--- BEGIN RECORDS SHOWN ---

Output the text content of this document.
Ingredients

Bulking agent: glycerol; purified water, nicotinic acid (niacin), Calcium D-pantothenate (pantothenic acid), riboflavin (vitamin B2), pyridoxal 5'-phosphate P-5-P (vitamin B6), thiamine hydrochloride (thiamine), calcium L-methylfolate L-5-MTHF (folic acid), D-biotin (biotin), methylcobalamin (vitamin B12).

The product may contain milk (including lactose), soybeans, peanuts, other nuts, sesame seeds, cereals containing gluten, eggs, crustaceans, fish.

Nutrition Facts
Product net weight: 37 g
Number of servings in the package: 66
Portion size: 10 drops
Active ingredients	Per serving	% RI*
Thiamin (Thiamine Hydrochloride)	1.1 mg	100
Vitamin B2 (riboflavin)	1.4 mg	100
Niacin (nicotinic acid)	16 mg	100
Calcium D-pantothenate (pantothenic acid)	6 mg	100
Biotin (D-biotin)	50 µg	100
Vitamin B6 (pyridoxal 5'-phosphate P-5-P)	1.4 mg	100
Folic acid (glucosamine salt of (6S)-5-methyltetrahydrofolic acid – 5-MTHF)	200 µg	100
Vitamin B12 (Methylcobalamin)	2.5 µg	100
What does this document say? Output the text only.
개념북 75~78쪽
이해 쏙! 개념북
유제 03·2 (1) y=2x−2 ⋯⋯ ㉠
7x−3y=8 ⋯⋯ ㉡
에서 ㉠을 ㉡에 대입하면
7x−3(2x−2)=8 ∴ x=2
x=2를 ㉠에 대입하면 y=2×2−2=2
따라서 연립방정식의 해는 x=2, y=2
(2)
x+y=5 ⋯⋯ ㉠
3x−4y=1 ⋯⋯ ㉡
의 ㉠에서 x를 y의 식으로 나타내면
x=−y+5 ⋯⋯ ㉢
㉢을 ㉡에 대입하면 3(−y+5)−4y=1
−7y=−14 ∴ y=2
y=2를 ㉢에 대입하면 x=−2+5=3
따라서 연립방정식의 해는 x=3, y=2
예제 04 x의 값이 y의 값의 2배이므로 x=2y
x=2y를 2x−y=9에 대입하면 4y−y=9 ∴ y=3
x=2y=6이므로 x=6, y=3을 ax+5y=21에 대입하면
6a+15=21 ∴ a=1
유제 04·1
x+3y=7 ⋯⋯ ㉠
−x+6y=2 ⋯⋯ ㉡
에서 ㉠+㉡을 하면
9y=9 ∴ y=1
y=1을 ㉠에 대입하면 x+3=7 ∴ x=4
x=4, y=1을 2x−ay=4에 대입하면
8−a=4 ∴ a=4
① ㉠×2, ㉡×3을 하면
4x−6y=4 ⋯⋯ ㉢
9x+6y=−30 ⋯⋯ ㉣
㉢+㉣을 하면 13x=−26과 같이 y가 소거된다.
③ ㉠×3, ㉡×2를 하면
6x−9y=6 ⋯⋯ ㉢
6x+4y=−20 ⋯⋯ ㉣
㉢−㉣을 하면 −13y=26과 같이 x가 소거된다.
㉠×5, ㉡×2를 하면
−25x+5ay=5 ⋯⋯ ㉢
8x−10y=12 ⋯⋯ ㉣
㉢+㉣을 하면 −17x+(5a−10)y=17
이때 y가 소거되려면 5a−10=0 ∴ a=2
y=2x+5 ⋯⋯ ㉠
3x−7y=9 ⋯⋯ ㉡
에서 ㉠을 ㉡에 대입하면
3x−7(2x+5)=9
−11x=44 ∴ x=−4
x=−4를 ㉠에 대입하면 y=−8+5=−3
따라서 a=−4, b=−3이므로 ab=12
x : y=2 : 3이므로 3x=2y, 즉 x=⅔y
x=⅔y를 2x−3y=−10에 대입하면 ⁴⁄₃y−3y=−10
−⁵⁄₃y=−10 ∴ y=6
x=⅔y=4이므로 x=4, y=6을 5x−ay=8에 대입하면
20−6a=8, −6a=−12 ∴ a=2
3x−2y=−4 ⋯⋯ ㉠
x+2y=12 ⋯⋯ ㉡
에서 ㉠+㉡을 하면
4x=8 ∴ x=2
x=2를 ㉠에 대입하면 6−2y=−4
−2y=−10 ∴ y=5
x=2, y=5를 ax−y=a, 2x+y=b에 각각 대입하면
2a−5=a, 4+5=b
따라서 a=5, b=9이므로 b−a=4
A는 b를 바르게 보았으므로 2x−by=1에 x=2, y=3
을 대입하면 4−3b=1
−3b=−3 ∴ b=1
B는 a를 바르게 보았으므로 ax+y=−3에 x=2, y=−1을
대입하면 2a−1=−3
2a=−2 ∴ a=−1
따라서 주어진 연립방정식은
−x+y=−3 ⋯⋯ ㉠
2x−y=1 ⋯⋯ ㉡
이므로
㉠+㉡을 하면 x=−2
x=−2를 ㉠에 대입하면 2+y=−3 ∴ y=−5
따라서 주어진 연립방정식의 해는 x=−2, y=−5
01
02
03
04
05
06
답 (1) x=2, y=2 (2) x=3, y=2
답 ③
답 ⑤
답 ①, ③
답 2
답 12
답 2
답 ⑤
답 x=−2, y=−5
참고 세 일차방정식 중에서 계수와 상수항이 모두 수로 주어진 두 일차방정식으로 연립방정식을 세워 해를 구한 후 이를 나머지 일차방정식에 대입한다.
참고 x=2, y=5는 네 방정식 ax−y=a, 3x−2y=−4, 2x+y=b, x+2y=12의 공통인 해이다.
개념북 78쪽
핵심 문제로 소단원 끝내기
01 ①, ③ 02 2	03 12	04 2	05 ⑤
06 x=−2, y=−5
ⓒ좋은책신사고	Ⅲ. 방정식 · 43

--- END RECORDS SHOWN ---

## STATED EXERCISE:
Among the lines of the material, find those that hold the word "riboflavin" and copy them.

## RESPONSE TO THE EXERCISE:
Bulking agent: glycerol; purified water, nicotinic acid (niacin), Calcium D-pantothenate (pantothenic acid), riboflavin (vitamin B2), pyridoxal 5'-phosphate P-5-P (vitamin B6), thiamine hydrochloride (thiamine), calcium L-methylfolate L-5-MTHF (folic acid), D-biotin (biotin), methylcobalamin (vitamin B12).
Vitamin B2 (riboflavin)	1.4 mg	100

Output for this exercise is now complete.